GIVEN PROBLEM: Answer with nothing except the number of lines that contain the word "smooth".

Dataset items:
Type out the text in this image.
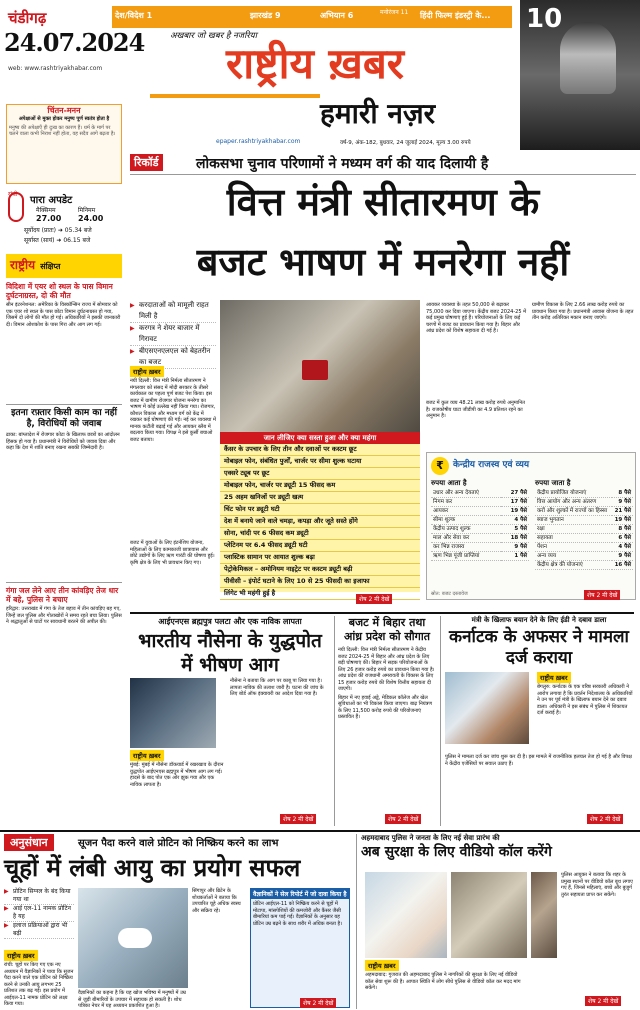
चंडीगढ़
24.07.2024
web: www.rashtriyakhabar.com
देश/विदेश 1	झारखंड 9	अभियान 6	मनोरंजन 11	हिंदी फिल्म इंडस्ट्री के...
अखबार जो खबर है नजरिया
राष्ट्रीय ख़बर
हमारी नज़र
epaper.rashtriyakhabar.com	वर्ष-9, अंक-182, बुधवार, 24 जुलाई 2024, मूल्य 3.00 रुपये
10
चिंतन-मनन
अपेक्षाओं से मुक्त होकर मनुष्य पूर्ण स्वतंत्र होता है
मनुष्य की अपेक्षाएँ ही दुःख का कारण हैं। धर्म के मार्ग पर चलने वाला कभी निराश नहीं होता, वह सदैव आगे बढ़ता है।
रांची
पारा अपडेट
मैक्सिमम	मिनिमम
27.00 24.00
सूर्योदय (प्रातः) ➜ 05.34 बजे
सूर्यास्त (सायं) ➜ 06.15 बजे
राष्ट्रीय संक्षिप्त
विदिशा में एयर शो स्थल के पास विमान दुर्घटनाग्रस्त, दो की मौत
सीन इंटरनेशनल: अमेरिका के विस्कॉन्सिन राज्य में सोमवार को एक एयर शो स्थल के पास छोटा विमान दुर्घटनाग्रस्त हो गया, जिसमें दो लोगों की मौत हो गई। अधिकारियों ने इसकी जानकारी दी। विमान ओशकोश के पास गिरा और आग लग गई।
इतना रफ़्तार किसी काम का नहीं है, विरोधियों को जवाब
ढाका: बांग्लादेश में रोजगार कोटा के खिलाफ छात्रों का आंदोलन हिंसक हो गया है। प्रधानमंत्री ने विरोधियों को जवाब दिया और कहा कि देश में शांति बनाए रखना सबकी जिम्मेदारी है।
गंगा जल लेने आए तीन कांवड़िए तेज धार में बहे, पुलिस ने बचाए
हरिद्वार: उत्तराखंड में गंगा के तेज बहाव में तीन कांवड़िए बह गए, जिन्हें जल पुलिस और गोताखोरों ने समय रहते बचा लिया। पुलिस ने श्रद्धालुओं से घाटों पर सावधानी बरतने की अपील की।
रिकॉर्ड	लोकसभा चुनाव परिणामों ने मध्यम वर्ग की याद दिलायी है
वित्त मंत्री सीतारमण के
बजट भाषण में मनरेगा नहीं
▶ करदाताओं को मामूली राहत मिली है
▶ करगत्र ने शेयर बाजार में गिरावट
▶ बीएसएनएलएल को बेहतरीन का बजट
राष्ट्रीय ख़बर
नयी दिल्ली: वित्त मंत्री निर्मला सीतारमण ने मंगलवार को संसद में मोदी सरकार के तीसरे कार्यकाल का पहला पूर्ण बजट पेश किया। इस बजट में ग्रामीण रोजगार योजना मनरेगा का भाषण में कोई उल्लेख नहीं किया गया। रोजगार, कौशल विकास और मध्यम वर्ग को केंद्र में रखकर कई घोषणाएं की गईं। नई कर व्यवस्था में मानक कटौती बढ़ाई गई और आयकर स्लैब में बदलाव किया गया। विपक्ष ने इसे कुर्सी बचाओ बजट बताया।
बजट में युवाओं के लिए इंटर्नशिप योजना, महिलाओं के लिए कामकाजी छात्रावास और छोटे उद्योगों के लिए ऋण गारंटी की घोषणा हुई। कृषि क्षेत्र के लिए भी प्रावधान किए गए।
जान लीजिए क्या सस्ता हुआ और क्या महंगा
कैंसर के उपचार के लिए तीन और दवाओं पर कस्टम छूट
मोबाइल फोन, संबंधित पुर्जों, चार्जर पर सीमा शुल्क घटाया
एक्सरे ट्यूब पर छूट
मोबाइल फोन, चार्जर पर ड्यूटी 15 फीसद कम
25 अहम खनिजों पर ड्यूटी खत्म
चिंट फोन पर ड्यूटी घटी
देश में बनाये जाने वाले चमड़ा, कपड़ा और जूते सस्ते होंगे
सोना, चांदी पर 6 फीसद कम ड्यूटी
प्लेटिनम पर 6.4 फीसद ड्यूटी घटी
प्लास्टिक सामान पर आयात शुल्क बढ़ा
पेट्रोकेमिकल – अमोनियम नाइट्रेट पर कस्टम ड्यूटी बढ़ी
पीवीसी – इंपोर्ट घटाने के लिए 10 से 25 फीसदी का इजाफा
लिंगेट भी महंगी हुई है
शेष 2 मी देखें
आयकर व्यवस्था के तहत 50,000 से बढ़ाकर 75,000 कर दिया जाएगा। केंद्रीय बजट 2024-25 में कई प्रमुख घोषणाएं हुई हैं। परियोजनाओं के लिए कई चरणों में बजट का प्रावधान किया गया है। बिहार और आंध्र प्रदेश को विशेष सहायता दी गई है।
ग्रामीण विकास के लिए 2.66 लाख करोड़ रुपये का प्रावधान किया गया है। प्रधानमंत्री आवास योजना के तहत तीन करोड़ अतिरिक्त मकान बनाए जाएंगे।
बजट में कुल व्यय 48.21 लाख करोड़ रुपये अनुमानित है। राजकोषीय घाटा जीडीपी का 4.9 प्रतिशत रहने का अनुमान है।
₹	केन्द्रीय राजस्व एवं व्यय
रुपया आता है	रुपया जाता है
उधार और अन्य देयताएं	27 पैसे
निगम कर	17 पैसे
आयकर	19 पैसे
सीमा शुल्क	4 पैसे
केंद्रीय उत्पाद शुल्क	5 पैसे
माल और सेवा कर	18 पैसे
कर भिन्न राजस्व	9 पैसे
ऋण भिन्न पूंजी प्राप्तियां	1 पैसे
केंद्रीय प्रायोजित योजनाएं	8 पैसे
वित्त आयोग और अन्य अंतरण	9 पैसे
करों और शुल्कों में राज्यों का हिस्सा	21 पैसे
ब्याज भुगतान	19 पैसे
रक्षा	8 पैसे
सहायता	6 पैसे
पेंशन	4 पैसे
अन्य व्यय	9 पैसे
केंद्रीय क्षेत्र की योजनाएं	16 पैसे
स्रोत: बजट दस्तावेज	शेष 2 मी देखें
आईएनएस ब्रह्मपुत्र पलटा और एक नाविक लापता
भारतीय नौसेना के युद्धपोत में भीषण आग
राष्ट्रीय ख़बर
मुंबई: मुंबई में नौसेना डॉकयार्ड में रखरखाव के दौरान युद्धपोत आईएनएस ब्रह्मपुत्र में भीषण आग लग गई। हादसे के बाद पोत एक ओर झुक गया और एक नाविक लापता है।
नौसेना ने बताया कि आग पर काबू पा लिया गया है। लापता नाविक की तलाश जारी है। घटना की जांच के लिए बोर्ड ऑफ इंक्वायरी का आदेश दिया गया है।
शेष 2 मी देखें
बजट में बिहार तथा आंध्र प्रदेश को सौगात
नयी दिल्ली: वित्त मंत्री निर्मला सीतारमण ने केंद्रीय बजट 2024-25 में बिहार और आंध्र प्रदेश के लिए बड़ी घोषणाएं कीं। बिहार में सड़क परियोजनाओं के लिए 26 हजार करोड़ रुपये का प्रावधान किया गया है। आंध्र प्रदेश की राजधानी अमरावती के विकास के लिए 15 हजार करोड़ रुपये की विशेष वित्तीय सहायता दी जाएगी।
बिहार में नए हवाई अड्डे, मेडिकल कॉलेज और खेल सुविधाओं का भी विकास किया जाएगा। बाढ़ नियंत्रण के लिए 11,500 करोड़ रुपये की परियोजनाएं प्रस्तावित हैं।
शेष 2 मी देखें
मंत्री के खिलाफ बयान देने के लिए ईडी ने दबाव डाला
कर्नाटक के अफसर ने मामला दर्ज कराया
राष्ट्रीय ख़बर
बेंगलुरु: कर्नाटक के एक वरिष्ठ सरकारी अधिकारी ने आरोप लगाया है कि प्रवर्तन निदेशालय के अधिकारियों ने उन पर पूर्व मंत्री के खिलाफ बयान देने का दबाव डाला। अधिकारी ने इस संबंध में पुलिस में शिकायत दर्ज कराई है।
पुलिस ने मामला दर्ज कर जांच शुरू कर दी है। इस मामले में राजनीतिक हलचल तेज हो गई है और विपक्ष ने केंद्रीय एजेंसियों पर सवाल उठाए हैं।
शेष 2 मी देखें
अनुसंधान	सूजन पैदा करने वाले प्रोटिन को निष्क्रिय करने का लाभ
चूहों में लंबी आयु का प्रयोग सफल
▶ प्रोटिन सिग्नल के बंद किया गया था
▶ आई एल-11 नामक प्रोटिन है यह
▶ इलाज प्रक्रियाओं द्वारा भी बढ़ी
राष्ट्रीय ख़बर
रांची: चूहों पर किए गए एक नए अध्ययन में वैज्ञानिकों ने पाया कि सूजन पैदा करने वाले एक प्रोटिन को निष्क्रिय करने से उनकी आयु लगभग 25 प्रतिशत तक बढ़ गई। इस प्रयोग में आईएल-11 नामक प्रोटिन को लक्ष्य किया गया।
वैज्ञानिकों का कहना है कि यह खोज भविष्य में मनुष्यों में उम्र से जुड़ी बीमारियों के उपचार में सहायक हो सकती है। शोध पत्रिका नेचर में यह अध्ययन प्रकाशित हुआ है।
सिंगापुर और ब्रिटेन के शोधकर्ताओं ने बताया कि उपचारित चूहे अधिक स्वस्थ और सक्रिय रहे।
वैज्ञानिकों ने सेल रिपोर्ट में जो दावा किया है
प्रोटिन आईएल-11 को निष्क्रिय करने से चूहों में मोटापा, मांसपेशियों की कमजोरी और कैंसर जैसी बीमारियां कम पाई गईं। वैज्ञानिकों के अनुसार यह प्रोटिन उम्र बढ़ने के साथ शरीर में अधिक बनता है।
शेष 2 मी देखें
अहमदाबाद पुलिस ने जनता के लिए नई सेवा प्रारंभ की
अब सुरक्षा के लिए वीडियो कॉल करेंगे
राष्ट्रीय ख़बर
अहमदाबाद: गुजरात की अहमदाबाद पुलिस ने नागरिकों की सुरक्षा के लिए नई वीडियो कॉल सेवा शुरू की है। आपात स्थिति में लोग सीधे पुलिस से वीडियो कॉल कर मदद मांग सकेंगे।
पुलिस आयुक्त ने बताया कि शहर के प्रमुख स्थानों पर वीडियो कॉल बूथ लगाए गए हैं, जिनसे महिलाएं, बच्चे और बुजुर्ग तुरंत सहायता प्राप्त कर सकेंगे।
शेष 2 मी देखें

...

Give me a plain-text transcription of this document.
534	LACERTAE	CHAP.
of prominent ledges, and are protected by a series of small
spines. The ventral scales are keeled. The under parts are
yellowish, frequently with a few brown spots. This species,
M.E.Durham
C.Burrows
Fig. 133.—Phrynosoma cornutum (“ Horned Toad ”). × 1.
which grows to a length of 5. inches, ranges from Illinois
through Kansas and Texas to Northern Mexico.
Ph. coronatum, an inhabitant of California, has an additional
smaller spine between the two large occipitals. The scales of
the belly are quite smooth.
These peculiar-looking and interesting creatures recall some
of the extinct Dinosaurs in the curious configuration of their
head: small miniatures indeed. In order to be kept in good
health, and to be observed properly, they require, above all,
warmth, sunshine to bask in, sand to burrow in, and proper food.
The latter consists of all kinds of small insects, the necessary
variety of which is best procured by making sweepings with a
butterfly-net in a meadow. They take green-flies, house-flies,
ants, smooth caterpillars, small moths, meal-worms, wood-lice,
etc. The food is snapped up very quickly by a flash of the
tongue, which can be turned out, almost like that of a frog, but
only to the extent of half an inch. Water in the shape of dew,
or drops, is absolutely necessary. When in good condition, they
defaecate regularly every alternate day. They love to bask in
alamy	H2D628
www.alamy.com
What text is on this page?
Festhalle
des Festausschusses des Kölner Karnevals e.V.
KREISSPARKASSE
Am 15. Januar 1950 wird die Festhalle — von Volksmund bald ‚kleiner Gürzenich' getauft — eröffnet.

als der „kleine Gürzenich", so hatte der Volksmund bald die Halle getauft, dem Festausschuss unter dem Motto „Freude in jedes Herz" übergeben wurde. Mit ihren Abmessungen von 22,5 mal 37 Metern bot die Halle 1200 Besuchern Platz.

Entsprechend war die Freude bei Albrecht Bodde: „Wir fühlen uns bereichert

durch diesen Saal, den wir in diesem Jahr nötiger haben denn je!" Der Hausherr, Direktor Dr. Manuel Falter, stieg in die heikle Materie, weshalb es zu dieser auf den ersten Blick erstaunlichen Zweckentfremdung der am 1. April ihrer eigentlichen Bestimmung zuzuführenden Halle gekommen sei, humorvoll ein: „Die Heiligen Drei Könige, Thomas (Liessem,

WRITTEN RESPONSE: 2